REQUIREMENT:
All the data should come back exactly as it was given.
┌─ RAW RECORDS
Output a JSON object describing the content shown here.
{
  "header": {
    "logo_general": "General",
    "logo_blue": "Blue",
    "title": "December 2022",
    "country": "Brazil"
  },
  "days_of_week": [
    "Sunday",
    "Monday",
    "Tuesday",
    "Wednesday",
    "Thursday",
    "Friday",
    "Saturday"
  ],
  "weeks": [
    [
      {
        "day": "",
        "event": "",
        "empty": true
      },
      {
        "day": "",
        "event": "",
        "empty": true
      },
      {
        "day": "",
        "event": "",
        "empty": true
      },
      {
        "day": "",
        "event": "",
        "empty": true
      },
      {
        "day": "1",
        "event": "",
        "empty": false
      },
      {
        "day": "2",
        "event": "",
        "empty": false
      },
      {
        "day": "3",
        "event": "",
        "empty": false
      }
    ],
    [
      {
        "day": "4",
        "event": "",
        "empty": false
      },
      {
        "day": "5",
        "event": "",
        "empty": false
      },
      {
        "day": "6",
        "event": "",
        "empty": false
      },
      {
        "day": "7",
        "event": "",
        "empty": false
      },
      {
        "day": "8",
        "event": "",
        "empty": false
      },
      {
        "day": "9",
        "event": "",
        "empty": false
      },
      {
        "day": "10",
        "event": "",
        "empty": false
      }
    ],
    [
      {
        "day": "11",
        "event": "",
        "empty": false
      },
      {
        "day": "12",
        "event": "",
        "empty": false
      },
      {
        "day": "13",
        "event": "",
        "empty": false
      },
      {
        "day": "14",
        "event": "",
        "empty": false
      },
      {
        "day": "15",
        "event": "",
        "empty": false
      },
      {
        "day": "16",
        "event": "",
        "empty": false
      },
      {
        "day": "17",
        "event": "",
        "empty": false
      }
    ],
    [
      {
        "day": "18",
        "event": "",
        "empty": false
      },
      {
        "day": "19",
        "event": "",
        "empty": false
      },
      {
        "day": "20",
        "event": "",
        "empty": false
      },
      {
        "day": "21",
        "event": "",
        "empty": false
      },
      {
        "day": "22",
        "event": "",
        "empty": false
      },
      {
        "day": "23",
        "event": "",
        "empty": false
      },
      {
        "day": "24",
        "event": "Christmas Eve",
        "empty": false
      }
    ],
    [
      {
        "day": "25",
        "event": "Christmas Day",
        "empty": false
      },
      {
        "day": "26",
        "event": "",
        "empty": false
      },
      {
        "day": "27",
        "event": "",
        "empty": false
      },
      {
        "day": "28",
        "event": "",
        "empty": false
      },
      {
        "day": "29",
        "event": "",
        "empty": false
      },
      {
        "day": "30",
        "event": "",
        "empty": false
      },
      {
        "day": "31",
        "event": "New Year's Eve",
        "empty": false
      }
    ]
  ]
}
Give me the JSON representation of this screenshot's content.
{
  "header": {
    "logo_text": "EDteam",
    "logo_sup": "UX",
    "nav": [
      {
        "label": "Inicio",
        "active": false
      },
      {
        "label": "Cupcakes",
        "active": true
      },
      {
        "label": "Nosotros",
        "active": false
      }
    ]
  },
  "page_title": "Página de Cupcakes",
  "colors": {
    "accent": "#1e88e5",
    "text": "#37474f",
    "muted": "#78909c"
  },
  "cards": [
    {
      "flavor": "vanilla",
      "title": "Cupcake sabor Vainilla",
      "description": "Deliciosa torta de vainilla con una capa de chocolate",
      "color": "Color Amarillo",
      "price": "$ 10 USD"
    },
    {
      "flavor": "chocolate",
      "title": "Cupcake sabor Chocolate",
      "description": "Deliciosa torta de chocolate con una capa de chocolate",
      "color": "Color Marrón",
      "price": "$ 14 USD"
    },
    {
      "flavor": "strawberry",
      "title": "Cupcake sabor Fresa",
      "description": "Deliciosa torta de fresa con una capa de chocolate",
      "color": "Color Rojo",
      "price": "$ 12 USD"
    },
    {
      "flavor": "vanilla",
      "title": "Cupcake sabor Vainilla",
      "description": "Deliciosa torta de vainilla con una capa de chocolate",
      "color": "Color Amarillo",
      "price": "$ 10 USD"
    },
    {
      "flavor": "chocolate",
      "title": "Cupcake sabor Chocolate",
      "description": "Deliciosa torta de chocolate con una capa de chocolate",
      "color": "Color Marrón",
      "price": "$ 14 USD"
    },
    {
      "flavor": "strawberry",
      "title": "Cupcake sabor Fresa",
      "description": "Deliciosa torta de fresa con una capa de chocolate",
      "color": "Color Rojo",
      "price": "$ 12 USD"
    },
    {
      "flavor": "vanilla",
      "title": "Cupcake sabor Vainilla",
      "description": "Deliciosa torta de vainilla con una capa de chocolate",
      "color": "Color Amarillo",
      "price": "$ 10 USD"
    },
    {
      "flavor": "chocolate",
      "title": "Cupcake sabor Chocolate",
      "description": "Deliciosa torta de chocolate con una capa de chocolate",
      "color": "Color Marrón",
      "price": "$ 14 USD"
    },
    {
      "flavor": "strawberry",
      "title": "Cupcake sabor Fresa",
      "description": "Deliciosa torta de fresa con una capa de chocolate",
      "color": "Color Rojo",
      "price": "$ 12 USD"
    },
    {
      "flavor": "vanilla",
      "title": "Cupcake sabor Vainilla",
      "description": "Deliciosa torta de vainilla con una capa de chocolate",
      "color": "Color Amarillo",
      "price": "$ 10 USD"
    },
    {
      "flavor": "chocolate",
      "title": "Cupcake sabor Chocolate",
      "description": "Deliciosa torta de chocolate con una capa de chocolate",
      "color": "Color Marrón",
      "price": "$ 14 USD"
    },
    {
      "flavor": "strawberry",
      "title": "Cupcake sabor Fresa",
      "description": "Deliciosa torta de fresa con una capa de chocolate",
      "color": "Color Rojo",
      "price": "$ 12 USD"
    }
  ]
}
└─
FINISHED EXERCISE:
Output a JSON object describing the content shown here.
{
  "header": {
    "logo_general": "General",
    "logo_blue": "Blue",
    "title": "December 2022",
    "country": "Brazil"
  },
  "days_of_week": [
    "Sunday",
    "Monday",
    "Tuesday",
    "Wednesday",
    "Thursday",
    "Friday",
    "Saturday"
  ],
  "weeks": [
    [
      {
        "day": "",
        "event": "",
        "empty": true
      },
      {
        "day": "",
        "event": "",
        "empty": true
      },
      {
        "day": "",
        "event": "",
        "empty": true
      },
      {
        "day": "",
        "event": "",
        "empty": true
      },
      {
        "day": "1",
        "event": "",
        "empty": false
      },
      {
        "day": "2",
        "event": "",
        "empty": false
      },
      {
        "day": "3",
        "event": "",
        "empty": false
      }
    ],
    [
      {
        "day": "4",
        "event": "",
        "empty": false
      },
      {
        "day": "5",
        "event": "",
        "empty": false
      },
      {
        "day": "6",
        "event": "",
        "empty": false
      },
      {
        "day": "7",
        "event": "",
        "empty": false
      },
      {
        "day": "8",
        "event": "",
        "empty": false
      },
      {
        "day": "9",
        "event": "",
        "empty": false
      },
      {
        "day": "10",
        "event": "",
        "empty": false
      }
    ],
    [
      {
        "day": "11",
        "event": "",
        "empty": false
      },
      {
        "day": "12",
        "event": "",
        "empty": false
      },
      {
        "day": "13",
        "event": "",
        "empty": false
      },
      {
        "day": "14",
        "event": "",
        "empty": false
      },
      {
        "day": "15",
        "event": "",
        "empty": false
      },
      {
        "day": "16",
        "event": "",
        "empty": false
      },
      {
        "day": "17",
        "event": "",
        "empty": false
      }
    ],
    [
      {
        "day": "18",
        "event": "",
        "empty": false
      },
      {
        "day": "19",
        "event": "",
        "empty": false
      },
      {
        "day": "20",
        "event": "",
        "empty": false
      },
      {
        "day": "21",
        "event": "",
        "empty": false
      },
      {
        "day": "22",
        "event": "",
        "empty": false
      },
      {
        "day": "23",
        "event": "",
        "empty": false
      },
      {
        "day": "24",
        "event": "Christmas Eve",
        "empty": false
      }
    ],
    [
      {
        "day": "25",
        "event": "Christmas Day",
        "empty": false
      },
      {
        "day": "26",
        "event": "",
        "empty": false
      },
      {
        "day": "27",
        "event": "",
        "empty": false
      },
      {
        "day": "28",
        "event": "",
        "empty": false
      },
      {
        "day": "29",
        "event": "",
        "empty": false
      },
      {
        "day": "30",
        "event": "",
        "empty": false
      },
      {
        "day": "31",
        "event": "New Year's Eve",
        "empty": false
      }
    ]
  ]
}
Give me the JSON representation of this screenshot's content.
{
  "header": {
    "logo_text": "EDteam",
    "logo_sup": "UX",
    "nav": [
      {
        "label": "Inicio",
        "active": false
      },
      {
        "label": "Cupcakes",
        "active": true
      },
      {
        "label": "Nosotros",
        "active": false
      }
    ]
  },
  "page_title": "Página de Cupcakes",
  "colors": {
    "accent": "#1e88e5",
    "text": "#37474f",
    "muted": "#78909c"
  },
  "cards": [
    {
      "flavor": "vanilla",
      "title": "Cupcake sabor Vainilla",
      "description": "Deliciosa torta de vainilla con una capa de chocolate",
      "color": "Color Amarillo",
      "price": "$ 10 USD"
    },
    {
      "flavor": "chocolate",
      "title": "Cupcake sabor Chocolate",
      "description": "Deliciosa torta de chocolate con una capa de chocolate",
      "color": "Color Marrón",
      "price": "$ 14 USD"
    },
    {
      "flavor": "strawberry",
      "title": "Cupcake sabor Fresa",
      "description": "Deliciosa torta de fresa con una capa de chocolate",
      "color": "Color Rojo",
      "price": "$ 12 USD"
    },
    {
      "flavor": "vanilla",
      "title": "Cupcake sabor Vainilla",
      "description": "Deliciosa torta de vainilla con una capa de chocolate",
      "color": "Color Amarillo",
      "price": "$ 10 USD"
    },
    {
      "flavor": "chocolate",
      "title": "Cupcake sabor Chocolate",
      "description": "Deliciosa torta de chocolate con una capa de chocolate",
      "color": "Color Marrón",
      "price": "$ 14 USD"
    },
    {
      "flavor": "strawberry",
      "title": "Cupcake sabor Fresa",
      "description": "Deliciosa torta de fresa con una capa de chocolate",
      "color": "Color Rojo",
      "price": "$ 12 USD"
    },
    {
      "flavor": "vanilla",
      "title": "Cupcake sabor Vainilla",
      "description": "Deliciosa torta de vainilla con una capa de chocolate",
      "color": "Color Amarillo",
      "price": "$ 10 USD"
    },
    {
      "flavor": "chocolate",
      "title": "Cupcake sabor Chocolate",
      "description": "Deliciosa torta de chocolate con una capa de chocolate",
      "color": "Color Marrón",
      "price": "$ 14 USD"
    },
    {
      "flavor": "strawberry",
      "title": "Cupcake sabor Fresa",
      "description": "Deliciosa torta de fresa con una capa de chocolate",
      "color": "Color Rojo",
      "price": "$ 12 USD"
    },
    {
      "flavor": "vanilla",
      "title": "Cupcake sabor Vainilla",
      "description": "Deliciosa torta de vainilla con una capa de chocolate",
      "color": "Color Amarillo",
      "price": "$ 10 USD"
    },
    {
      "flavor": "chocolate",
      "title": "Cupcake sabor Chocolate",
      "description": "Deliciosa torta de chocolate con una capa de chocolate",
      "color": "Color Marrón",
      "price": "$ 14 USD"
    },
    {
      "flavor": "strawberry",
      "title": "Cupcake sabor Fresa",
      "description": "Deliciosa torta de fresa con una capa de chocolate",
      "color": "Color Rojo",
      "price": "$ 12 USD"
    }
  ]
}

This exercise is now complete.